▸ Set exercise: Print the listing as it stands, omitting all images.
begin
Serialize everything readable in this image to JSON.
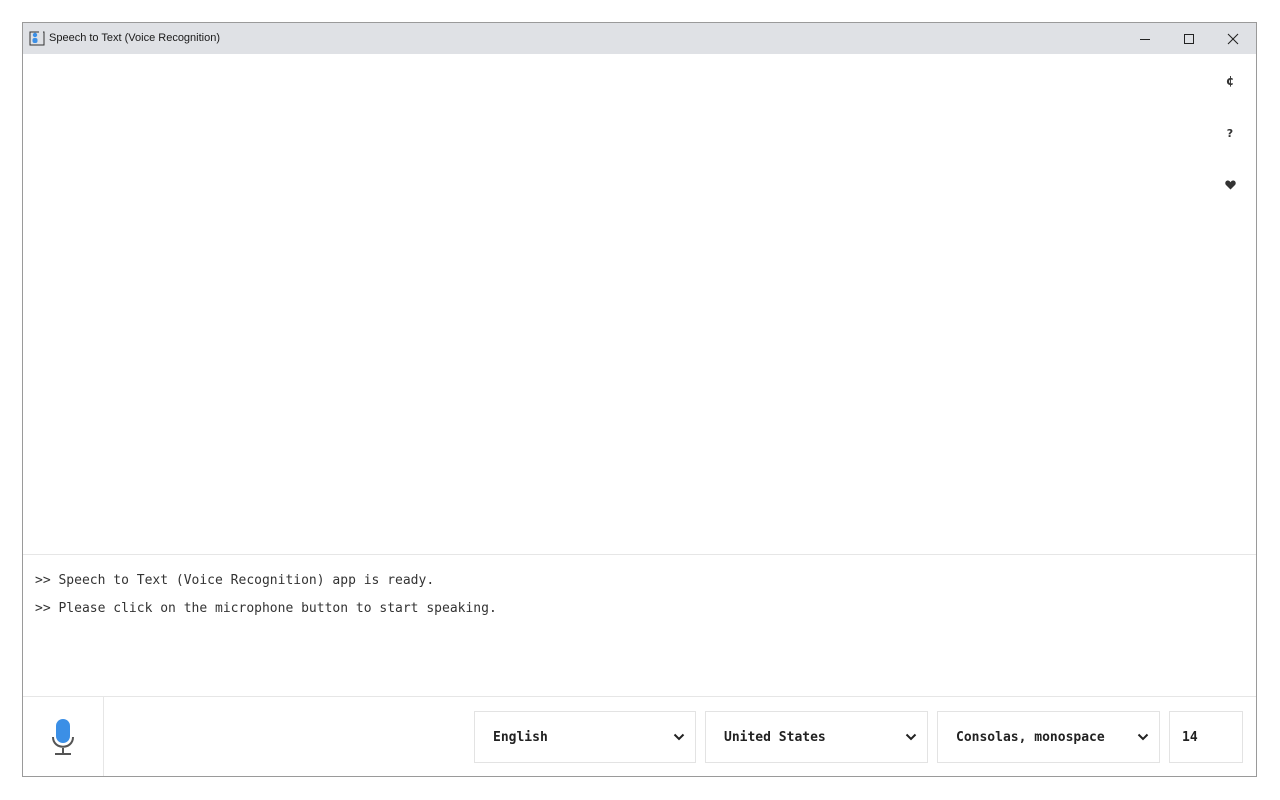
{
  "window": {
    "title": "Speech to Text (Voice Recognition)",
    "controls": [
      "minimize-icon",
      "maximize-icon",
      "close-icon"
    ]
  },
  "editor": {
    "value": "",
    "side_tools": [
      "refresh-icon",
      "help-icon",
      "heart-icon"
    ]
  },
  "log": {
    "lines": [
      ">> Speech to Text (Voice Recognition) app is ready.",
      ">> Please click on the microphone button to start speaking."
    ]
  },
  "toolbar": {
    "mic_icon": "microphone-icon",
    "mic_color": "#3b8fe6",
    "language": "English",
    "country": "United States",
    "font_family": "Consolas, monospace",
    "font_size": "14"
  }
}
end
▸ Task result:
Serialize everything readable in this image to JSON.
{
  "window": {
    "title": "Speech to Text (Voice Recognition)",
    "controls": [
      "minimize-icon",
      "maximize-icon",
      "close-icon"
    ]
  },
  "editor": {
    "value": "",
    "side_tools": [
      "refresh-icon",
      "help-icon",
      "heart-icon"
    ]
  },
  "log": {
    "lines": [
      ">> Speech to Text (Voice Recognition) app is ready.",
      ">> Please click on the microphone button to start speaking."
    ]
  },
  "toolbar": {
    "mic_icon": "microphone-icon",
    "mic_color": "#3b8fe6",
    "language": "English",
    "country": "United States",
    "font_family": "Consolas, monospace",
    "font_size": "14"
  }
}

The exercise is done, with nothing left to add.